Given request: In the records below, pick out all lines containing the word "Wenzel".

Exercise materials:
-- -- --

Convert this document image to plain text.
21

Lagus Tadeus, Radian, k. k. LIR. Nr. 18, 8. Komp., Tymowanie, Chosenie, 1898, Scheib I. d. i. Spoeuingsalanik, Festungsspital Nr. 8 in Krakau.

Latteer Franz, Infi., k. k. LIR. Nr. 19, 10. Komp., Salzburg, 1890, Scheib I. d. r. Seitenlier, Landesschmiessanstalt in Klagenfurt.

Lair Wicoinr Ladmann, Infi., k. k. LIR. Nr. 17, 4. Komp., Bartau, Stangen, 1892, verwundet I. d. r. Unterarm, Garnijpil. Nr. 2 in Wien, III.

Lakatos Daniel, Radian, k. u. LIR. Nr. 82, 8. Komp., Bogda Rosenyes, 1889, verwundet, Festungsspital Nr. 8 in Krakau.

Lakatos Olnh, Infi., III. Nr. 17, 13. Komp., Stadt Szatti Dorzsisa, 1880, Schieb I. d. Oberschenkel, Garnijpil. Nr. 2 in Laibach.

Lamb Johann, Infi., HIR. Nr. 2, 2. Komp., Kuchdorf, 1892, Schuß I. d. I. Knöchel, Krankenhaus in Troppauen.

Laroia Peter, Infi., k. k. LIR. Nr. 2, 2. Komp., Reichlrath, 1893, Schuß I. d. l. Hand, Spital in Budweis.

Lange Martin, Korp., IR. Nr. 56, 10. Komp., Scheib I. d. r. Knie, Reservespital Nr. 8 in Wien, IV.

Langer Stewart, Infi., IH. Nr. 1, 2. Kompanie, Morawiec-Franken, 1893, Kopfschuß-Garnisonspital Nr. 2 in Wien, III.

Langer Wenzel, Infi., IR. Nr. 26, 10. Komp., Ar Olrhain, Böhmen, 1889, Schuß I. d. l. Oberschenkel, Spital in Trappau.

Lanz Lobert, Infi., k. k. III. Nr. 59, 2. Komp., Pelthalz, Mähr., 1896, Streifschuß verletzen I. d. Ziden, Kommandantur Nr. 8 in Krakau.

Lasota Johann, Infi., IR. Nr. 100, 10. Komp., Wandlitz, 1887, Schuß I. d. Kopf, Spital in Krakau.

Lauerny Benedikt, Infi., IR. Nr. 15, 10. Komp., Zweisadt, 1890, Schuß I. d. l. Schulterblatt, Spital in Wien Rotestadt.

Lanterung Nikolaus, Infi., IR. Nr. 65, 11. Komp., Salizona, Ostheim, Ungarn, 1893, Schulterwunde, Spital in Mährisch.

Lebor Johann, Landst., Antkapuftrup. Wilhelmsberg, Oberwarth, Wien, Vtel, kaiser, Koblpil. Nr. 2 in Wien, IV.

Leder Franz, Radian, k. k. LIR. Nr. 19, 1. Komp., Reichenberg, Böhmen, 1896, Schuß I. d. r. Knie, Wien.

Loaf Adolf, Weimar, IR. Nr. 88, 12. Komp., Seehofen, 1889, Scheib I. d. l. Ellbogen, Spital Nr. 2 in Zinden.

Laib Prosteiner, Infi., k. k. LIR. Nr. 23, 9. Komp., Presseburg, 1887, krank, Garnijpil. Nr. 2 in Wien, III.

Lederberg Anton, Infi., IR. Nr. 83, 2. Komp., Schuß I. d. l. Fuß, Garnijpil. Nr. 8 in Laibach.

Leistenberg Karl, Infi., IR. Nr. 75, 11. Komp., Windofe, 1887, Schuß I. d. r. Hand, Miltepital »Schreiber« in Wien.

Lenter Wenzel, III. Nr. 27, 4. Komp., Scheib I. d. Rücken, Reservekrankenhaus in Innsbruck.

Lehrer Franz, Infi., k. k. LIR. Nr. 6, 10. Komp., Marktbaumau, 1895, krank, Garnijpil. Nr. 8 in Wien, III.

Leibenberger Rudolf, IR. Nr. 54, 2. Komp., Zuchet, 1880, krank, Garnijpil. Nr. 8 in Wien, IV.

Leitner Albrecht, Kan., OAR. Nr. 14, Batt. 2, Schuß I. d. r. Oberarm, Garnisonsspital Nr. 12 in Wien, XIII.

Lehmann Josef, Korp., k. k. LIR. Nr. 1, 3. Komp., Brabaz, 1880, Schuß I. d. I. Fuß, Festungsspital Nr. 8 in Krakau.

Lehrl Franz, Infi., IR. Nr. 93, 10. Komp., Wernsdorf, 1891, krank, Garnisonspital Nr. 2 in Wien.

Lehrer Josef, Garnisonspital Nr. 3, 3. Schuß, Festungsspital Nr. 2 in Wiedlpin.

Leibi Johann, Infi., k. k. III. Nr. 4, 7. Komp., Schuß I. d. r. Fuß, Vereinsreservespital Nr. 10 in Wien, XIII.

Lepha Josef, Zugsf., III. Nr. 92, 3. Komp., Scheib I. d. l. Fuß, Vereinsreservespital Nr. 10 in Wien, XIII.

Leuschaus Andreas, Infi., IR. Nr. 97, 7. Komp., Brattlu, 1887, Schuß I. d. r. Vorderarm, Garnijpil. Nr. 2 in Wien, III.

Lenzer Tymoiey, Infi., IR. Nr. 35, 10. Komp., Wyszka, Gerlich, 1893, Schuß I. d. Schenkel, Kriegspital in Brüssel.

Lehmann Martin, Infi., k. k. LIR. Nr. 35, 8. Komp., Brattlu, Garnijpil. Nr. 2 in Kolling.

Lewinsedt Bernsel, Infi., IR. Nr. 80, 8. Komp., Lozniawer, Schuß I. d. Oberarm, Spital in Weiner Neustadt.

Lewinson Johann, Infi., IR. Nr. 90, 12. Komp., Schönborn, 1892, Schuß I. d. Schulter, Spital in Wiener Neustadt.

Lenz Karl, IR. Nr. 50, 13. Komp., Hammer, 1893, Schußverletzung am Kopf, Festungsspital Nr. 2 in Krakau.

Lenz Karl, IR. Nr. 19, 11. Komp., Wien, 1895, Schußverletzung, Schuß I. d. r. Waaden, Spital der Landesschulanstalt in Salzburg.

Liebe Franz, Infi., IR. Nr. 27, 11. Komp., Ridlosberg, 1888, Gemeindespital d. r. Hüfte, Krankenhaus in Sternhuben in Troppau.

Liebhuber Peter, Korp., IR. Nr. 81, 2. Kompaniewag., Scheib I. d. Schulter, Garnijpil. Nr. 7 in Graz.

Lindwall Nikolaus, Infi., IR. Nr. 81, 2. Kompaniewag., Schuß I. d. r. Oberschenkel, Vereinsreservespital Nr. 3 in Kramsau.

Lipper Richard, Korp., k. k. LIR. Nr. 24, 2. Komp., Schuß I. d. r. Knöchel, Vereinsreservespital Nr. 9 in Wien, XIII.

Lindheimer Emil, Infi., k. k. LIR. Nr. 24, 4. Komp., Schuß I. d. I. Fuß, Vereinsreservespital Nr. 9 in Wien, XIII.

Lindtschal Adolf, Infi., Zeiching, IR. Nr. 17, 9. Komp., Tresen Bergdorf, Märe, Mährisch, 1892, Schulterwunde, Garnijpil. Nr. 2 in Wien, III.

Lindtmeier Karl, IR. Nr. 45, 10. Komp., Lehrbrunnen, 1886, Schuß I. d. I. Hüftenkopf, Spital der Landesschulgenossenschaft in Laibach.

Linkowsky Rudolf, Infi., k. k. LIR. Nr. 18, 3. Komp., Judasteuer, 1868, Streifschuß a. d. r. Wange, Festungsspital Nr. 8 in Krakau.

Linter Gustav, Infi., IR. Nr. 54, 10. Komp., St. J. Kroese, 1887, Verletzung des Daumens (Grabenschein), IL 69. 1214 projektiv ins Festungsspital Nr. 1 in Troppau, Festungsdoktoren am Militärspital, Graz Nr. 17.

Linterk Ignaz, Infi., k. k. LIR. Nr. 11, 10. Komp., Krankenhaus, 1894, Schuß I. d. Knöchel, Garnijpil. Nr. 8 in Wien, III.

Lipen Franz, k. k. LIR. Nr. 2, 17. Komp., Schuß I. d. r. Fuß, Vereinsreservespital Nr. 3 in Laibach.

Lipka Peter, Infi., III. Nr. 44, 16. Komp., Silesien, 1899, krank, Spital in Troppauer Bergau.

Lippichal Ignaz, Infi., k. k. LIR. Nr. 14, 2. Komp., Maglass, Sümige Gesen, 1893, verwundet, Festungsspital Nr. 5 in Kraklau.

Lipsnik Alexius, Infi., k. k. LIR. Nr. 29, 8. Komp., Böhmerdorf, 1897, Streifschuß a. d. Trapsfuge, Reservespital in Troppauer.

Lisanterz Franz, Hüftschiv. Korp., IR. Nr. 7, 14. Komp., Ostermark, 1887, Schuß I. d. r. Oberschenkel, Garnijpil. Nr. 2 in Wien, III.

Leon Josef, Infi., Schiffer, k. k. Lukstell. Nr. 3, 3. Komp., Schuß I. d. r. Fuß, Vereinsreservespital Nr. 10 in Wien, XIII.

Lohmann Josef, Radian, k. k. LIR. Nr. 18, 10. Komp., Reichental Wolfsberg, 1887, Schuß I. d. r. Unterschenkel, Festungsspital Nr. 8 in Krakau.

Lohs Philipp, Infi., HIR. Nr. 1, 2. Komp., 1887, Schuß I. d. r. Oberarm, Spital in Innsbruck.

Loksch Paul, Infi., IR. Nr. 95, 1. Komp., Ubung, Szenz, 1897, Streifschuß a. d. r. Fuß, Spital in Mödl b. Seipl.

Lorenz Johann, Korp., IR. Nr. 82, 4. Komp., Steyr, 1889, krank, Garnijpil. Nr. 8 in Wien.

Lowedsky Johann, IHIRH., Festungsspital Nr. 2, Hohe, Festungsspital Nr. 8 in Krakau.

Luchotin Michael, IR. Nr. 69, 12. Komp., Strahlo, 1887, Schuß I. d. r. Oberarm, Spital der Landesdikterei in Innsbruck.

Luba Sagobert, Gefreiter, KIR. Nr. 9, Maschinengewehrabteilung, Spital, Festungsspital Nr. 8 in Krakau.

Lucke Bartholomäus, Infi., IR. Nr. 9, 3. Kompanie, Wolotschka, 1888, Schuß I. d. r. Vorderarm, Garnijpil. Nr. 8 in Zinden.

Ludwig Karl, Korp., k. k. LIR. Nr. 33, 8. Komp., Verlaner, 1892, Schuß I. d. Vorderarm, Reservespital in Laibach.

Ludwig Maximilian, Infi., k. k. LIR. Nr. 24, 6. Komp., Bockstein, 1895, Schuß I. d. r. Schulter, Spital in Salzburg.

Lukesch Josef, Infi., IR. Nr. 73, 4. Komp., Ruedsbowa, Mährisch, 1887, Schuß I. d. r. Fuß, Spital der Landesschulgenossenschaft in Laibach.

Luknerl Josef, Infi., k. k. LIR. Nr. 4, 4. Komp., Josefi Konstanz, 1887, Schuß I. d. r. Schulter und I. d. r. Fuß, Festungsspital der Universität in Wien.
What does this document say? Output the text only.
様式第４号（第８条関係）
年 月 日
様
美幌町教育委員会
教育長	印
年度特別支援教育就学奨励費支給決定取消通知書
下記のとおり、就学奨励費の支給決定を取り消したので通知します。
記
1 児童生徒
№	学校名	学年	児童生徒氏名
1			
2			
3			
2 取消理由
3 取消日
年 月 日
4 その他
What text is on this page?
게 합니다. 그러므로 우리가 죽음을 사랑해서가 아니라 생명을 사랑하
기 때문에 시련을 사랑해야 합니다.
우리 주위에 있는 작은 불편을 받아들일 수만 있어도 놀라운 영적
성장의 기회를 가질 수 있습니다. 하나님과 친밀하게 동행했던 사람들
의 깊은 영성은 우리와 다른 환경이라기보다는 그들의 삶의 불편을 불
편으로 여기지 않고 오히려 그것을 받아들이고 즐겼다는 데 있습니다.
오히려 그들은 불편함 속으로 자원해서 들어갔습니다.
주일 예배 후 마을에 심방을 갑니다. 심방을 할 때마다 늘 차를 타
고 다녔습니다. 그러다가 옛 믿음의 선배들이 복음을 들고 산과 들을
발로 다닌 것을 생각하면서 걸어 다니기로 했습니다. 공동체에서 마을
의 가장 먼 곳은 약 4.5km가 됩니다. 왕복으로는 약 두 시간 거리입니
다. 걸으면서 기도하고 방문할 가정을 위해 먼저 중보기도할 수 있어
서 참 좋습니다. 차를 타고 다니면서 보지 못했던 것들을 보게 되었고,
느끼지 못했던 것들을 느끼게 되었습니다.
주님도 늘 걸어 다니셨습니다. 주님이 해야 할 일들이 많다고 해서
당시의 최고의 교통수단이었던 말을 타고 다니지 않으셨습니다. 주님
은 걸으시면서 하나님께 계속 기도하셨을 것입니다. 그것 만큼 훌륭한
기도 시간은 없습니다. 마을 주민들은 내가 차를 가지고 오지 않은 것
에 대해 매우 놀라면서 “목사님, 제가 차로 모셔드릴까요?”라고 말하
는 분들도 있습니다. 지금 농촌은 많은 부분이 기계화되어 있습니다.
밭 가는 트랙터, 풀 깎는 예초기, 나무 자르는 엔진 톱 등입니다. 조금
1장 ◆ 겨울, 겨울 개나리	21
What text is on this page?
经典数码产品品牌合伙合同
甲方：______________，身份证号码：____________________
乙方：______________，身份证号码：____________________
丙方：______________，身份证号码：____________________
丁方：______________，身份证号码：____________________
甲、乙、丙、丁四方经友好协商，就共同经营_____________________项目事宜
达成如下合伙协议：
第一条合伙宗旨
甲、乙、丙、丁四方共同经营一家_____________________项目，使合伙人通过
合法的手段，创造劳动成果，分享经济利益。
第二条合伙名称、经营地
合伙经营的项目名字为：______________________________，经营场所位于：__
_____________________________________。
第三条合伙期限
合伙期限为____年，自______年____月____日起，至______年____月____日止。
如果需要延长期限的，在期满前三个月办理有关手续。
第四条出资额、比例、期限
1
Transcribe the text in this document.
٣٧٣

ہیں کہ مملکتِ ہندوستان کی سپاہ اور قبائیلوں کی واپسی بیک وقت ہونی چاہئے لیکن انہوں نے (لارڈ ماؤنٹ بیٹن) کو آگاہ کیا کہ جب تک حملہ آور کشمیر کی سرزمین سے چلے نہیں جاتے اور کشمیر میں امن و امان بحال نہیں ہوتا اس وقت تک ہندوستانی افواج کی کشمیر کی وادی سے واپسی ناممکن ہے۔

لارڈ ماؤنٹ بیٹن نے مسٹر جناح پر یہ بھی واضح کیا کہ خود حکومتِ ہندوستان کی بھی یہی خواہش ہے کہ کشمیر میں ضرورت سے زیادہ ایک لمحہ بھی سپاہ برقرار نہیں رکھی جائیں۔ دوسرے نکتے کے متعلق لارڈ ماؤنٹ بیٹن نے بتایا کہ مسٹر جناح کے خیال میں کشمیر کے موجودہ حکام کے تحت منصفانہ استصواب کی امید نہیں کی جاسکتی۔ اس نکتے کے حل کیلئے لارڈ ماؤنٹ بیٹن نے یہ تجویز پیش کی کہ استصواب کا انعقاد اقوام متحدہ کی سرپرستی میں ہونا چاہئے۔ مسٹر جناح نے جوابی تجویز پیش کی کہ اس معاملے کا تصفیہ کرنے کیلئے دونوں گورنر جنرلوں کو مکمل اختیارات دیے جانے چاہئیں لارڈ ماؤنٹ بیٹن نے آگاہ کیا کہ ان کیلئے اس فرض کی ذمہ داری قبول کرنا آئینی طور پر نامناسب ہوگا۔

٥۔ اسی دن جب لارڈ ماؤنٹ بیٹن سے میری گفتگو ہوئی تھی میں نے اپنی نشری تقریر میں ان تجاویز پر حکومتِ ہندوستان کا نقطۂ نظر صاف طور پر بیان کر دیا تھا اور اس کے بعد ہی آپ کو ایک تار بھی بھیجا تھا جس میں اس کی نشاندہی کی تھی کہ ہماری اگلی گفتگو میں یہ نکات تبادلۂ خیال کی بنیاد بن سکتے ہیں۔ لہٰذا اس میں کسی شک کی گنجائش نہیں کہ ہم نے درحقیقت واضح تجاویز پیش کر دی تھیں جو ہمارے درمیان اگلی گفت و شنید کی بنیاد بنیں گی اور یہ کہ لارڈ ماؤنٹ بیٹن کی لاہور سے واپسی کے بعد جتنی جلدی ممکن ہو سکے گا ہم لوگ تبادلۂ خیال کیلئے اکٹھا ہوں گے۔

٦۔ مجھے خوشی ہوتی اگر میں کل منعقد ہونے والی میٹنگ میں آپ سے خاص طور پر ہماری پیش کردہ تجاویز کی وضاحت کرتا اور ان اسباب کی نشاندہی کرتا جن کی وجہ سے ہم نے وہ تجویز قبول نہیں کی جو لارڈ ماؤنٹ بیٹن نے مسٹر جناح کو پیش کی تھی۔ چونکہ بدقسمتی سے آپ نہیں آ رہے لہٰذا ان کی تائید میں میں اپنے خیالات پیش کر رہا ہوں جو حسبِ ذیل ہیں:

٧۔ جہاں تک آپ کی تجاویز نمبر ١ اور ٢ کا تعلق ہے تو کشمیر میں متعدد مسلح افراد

-- -- --

Task response:
Langer Wenzel, Infi., IR. Nr. 26, 10. Komp., Ar Olrhain, Böhmen, 1889, Schuß I. d. l. Oberschenkel, Spital in Trappau.
Lenter Wenzel, III. Nr. 27, 4. Komp., Scheib I. d. Rücken, Reservekrankenhaus in Innsbruck.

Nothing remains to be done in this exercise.